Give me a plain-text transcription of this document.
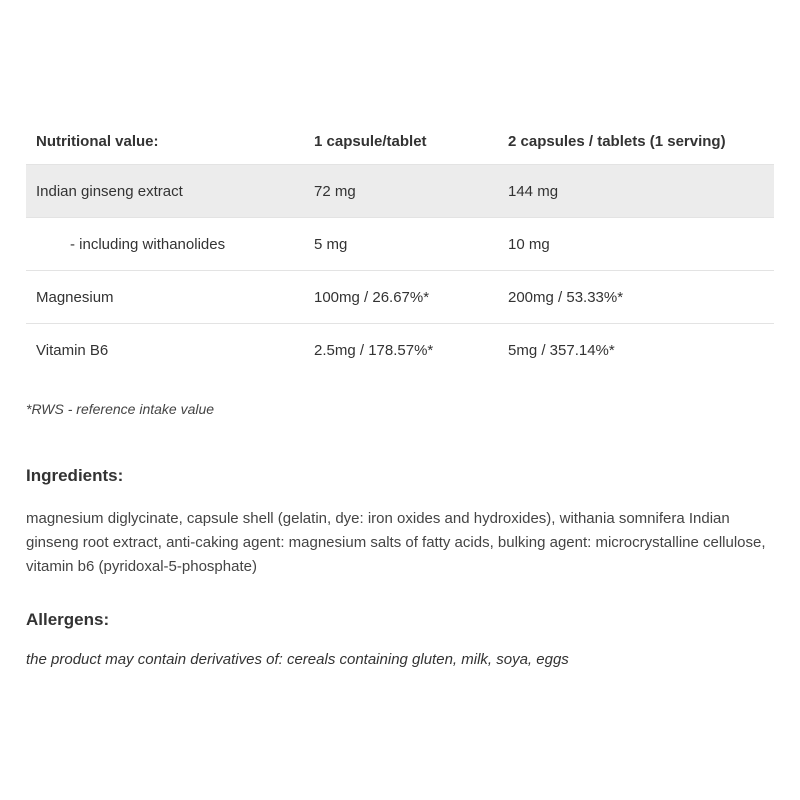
Nutritional value:	1 capsule/tablet	2 capsules / tablets (1 serving)
Indian ginseng extract	72 mg	144 mg
- including withanolides	5 mg	10 mg
Magnesium	100mg / 26.67%*	200mg / 53.33%*
Vitamin B6	2.5mg / 178.57%*	5mg / 357.14%*

*RWS - reference intake value

Ingredients:

magnesium diglycinate, capsule shell (gelatin, dye: iron oxides and hydroxides), withania somnifera Indian ginseng root extract, anti-caking agent: magnesium salts of fatty acids, bulking agent: microcrystalline cellulose, vitamin b6 (pyridoxal-5-phosphate)

Allergens:

the product may contain derivatives of: cereals containing gluten, milk, soya, eggs
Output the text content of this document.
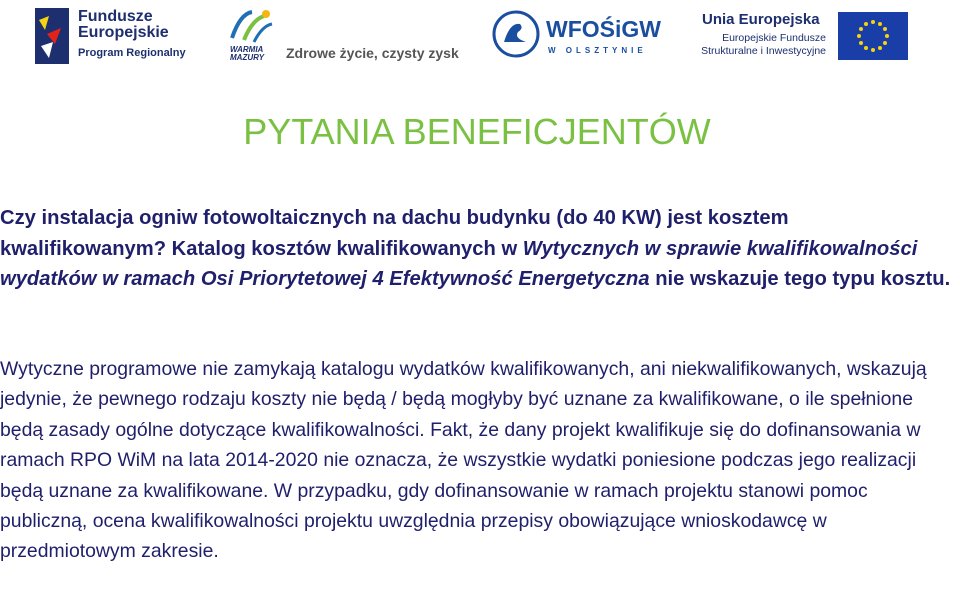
Fundusze
Europejskie
Program Regionalny	WARMIA
MAZURY Zdrowe życie, czysty zysk
WFOŚiGW
W OLSZTYNIE
Unia Europejska
Europejskie Fundusze
Strukturalne i Inwestycyjne
PYTANIA BENEFICJENTÓW

Czy instalacja ogniw fotowoltaicznych na dachu budynku (do 40 KW) jest kosztem kwalifikowanym? Katalog kosztów kwalifikowanych w Wytycznych w sprawie kwalifikowalności wydatków w ramach Osi Priorytetowej 4 Efektywność Energetyczna nie wskazuje tego typu kosztu.

Wytyczne programowe nie zamykają katalogu wydatków kwalifikowanych, ani niekwalifikowanych, wskazują jedynie, że pewnego rodzaju koszty nie będą / będą mogłyby być uznane za kwalifikowane, o ile spełnione będą zasady ogólne dotyczące kwalifikowalności. Fakt, że dany projekt kwalifikuje się do dofinansowania w ramach RPO WiM na lata 2014-2020 nie oznacza, że wszystkie wydatki poniesione podczas jego realizacji będą uznane za kwalifikowane. W przypadku, gdy dofinansowanie w ramach projektu stanowi pomoc publiczną, ocena kwalifikowalności projektu uwzględnia przepisy obowiązujące wnioskodawcę w przedmiotowym zakresie.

☆ ☆ ☆ ☆ ☆

## PROBLEM TO SOLVE
Search the data for "extract". Copy every line that has it.

## PROBLEM SOLUTION
Indian ginseng extract	72 mg	144 mg
magnesium diglycinate, capsule shell (gelatin, dye: iron oxides and hydroxides), withania somnifera Indian ginseng root extract, anti-caking agent: magnesium salts of fatty acids, bulking agent: microcrystalline cellulose, vitamin b6 (pyridoxal-5-phosphate)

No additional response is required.